▶ [EXERCISE REQUIREMENTS] Give the data again exactly as written, skipping any pictures.

====

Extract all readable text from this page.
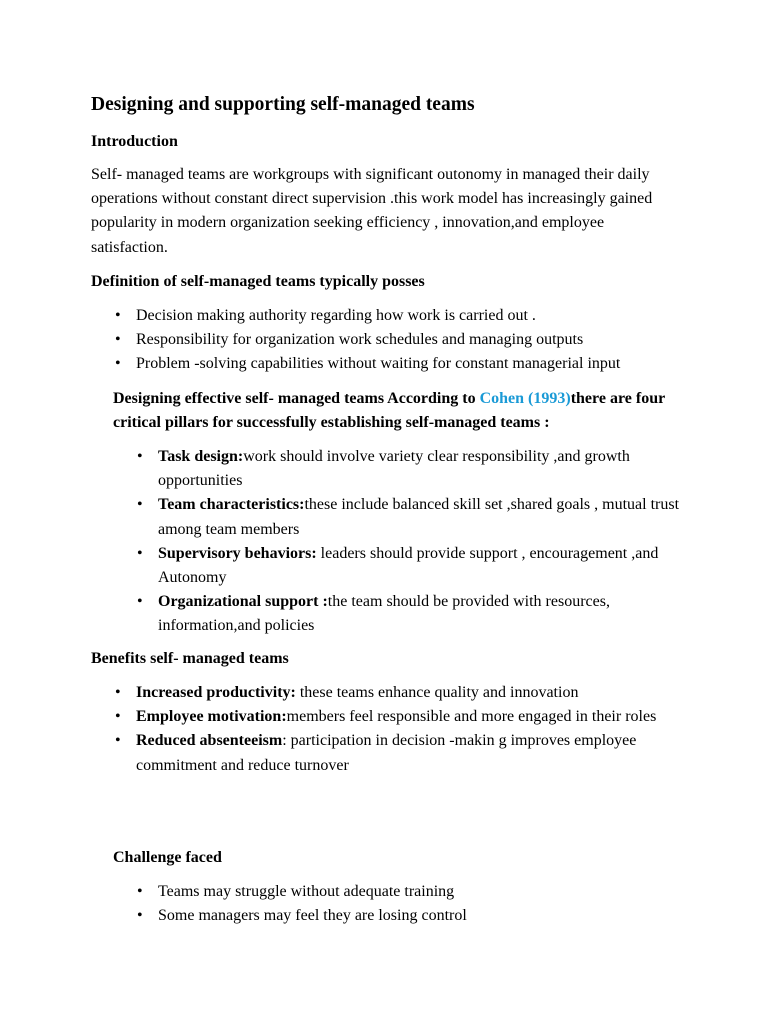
Designing and supporting self-managed teams
Introduction

Self- managed teams are workgroups with significant outonomy in managed their daily operations without constant direct supervision .this work model has increasingly gained popularity in modern organization seeking efficiency , innovation,and employee satisfaction.

Definition of self-managed teams typically posses
• Decision making authority regarding how work is carried out .
• Responsibility for organization work schedules and managing outputs
• Problem -solving capabilities without waiting for constant managerial input
Designing effective self- managed teams According to Cohen (1993)there are four critical pillars for successfully establishing self-managed teams :
• Task design:work should involve variety clear responsibility ,and growth opportunities
• Team characteristics:these include balanced skill set ,shared goals , mutual trust among team members
• Supervisory behaviors: leaders should provide support , encouragement ,and Autonomy
• Organizational support :the team should be provided with resources, information,and policies
Benefits self- managed teams
• Increased productivity: these teams enhance quality and innovation
• Employee motivation:members feel responsible and more engaged in their roles
• Reduced absenteeism: participation in decision -makin g improves employee commitment and reduce turnover
Challenge faced
• Teams may struggle without adequate training
• Some managers may feel they are losing control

====

▶ [RIGHT ANSWER]
Extract all readable text from this page.
Designing and supporting self-managed teams
Introduction

Self- managed teams are workgroups with significant outonomy in managed their daily operations without constant direct supervision .this work model has increasingly gained popularity in modern organization seeking efficiency , innovation,and employee satisfaction.

Definition of self-managed teams typically posses
• Decision making authority regarding how work is carried out .
• Responsibility for organization work schedules and managing outputs
• Problem -solving capabilities without waiting for constant managerial input
Designing effective self- managed teams According to Cohen (1993)there are four critical pillars for successfully establishing self-managed teams :
• Task design:work should involve variety clear responsibility ,and growth opportunities
• Team characteristics:these include balanced skill set ,shared goals , mutual trust among team members
• Supervisory behaviors: leaders should provide support , encouragement ,and Autonomy
• Organizational support :the team should be provided with resources, information,and policies
Benefits self- managed teams
• Increased productivity: these teams enhance quality and innovation
• Employee motivation:members feel responsible and more engaged in their roles
• Reduced absenteeism: participation in decision -makin g improves employee commitment and reduce turnover
Challenge faced
• Teams may struggle without adequate training
• Some managers may feel they are losing control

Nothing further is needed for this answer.